- [The exercise]
Make an exact copy of the entries below.

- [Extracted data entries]
+-------+

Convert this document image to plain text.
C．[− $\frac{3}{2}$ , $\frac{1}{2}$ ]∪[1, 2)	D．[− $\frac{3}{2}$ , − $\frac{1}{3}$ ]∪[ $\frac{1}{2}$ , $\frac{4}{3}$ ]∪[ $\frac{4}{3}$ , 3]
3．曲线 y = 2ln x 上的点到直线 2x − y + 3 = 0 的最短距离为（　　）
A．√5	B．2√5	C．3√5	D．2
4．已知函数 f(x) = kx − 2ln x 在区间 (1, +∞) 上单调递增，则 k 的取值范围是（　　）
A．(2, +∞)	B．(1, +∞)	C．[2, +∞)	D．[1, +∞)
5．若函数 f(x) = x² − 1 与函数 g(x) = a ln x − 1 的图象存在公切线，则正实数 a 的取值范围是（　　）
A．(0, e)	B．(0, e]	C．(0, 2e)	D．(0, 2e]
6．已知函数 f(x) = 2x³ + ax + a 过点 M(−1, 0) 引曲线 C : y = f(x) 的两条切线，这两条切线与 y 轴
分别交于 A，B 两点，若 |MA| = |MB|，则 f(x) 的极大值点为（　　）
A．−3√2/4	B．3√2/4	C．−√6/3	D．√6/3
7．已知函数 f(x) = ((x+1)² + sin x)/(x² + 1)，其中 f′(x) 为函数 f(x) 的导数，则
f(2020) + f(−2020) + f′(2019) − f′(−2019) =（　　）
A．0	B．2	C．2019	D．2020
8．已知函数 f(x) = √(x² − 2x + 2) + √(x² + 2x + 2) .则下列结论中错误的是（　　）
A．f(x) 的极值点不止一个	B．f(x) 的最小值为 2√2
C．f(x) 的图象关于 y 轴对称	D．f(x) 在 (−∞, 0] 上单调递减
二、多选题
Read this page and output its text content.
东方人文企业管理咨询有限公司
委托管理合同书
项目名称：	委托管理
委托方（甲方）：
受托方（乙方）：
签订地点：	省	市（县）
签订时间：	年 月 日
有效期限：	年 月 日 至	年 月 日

+-------+

- [The solution]
Convert this document image to plain text.
C．[− $\frac{3}{2}$ , $\frac{1}{2}$ ]∪[1, 2)	D．[− $\frac{3}{2}$ , − $\frac{1}{3}$ ]∪[ $\frac{1}{2}$ , $\frac{4}{3}$ ]∪[ $\frac{4}{3}$ , 3]
3．曲线 y = 2ln x 上的点到直线 2x − y + 3 = 0 的最短距离为（　　）
A．√5	B．2√5	C．3√5	D．2
4．已知函数 f(x) = kx − 2ln x 在区间 (1, +∞) 上单调递增，则 k 的取值范围是（　　）
A．(2, +∞)	B．(1, +∞)	C．[2, +∞)	D．[1, +∞)
5．若函数 f(x) = x² − 1 与函数 g(x) = a ln x − 1 的图象存在公切线，则正实数 a 的取值范围是（　　）
A．(0, e)	B．(0, e]	C．(0, 2e)	D．(0, 2e]
6．已知函数 f(x) = 2x³ + ax + a 过点 M(−1, 0) 引曲线 C : y = f(x) 的两条切线，这两条切线与 y 轴
分别交于 A，B 两点，若 |MA| = |MB|，则 f(x) 的极大值点为（　　）
A．−3√2/4	B．3√2/4	C．−√6/3	D．√6/3
7．已知函数 f(x) = ((x+1)² + sin x)/(x² + 1)，其中 f′(x) 为函数 f(x) 的导数，则
f(2020) + f(−2020) + f′(2019) − f′(−2019) =（　　）
A．0	B．2	C．2019	D．2020
8．已知函数 f(x) = √(x² − 2x + 2) + √(x² + 2x + 2) .则下列结论中错误的是（　　）
A．f(x) 的极值点不止一个	B．f(x) 的最小值为 2√2
C．f(x) 的图象关于 y 轴对称	D．f(x) 在 (−∞, 0] 上单调递减
二、多选题
Read this page and output its text content.
东方人文企业管理咨询有限公司
委托管理合同书
项目名称：	委托管理
委托方（甲方）：
受托方（乙方）：
签订地点：	省	市（县）
签订时间：	年 月 日
有效期限：	年 月 日 至	年 月 日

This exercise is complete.